Document text records

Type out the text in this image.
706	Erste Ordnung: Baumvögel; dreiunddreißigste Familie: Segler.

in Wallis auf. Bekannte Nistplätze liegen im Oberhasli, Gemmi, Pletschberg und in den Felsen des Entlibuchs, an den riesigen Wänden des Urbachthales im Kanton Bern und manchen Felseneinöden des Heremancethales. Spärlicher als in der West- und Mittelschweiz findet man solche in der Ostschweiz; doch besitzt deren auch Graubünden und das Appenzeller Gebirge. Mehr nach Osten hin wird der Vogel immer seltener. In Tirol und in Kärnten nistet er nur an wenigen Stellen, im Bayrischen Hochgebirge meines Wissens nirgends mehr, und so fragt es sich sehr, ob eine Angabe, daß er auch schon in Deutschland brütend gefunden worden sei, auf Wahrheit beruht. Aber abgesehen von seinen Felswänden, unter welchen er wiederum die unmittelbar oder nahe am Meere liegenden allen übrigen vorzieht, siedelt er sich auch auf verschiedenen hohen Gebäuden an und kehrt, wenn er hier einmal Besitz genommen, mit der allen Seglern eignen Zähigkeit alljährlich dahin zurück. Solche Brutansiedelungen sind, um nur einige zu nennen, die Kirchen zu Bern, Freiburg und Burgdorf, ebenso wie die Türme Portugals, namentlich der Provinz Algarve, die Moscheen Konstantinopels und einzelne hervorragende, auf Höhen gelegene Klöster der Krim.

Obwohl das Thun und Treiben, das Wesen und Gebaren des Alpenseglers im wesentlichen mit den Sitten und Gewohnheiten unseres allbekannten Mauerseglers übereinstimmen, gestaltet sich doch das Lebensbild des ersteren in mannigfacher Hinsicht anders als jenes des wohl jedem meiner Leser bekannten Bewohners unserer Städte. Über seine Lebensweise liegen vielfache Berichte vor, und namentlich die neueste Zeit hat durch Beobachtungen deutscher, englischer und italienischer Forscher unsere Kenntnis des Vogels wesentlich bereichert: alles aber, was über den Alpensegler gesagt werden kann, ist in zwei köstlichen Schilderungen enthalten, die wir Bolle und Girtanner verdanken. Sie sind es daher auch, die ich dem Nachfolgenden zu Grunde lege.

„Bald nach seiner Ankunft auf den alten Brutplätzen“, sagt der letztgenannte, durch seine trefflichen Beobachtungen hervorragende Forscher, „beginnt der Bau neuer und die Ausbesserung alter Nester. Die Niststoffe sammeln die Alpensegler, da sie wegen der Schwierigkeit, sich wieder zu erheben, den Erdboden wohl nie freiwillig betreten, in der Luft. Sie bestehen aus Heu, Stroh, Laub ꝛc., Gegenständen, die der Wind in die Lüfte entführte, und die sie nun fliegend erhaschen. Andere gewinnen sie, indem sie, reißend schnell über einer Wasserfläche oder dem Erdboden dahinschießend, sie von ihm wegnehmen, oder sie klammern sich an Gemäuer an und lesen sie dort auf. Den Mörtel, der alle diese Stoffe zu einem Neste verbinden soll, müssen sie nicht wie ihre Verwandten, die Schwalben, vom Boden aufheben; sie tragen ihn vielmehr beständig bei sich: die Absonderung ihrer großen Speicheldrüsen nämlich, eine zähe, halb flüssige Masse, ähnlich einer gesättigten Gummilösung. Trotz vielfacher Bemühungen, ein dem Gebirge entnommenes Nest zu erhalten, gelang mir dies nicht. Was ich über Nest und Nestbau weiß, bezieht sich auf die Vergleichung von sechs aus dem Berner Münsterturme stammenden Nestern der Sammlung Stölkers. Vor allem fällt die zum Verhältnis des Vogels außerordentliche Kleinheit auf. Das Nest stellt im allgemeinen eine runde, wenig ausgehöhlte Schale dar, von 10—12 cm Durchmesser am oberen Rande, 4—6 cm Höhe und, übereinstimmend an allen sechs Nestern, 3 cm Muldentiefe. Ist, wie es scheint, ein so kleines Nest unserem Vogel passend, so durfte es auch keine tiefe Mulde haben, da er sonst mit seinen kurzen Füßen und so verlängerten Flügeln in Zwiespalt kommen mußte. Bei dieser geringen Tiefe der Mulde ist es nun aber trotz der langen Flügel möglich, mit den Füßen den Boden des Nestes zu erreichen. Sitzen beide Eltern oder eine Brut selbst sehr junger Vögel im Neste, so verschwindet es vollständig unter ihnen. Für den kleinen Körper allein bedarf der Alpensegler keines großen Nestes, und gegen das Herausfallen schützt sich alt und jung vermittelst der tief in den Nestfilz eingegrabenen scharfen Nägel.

__GOAL OF THE EXERCISE__.
Your answer must be a single number: the count of lines in the data that contain the string "doch".

__ANSWER SECTION__.
2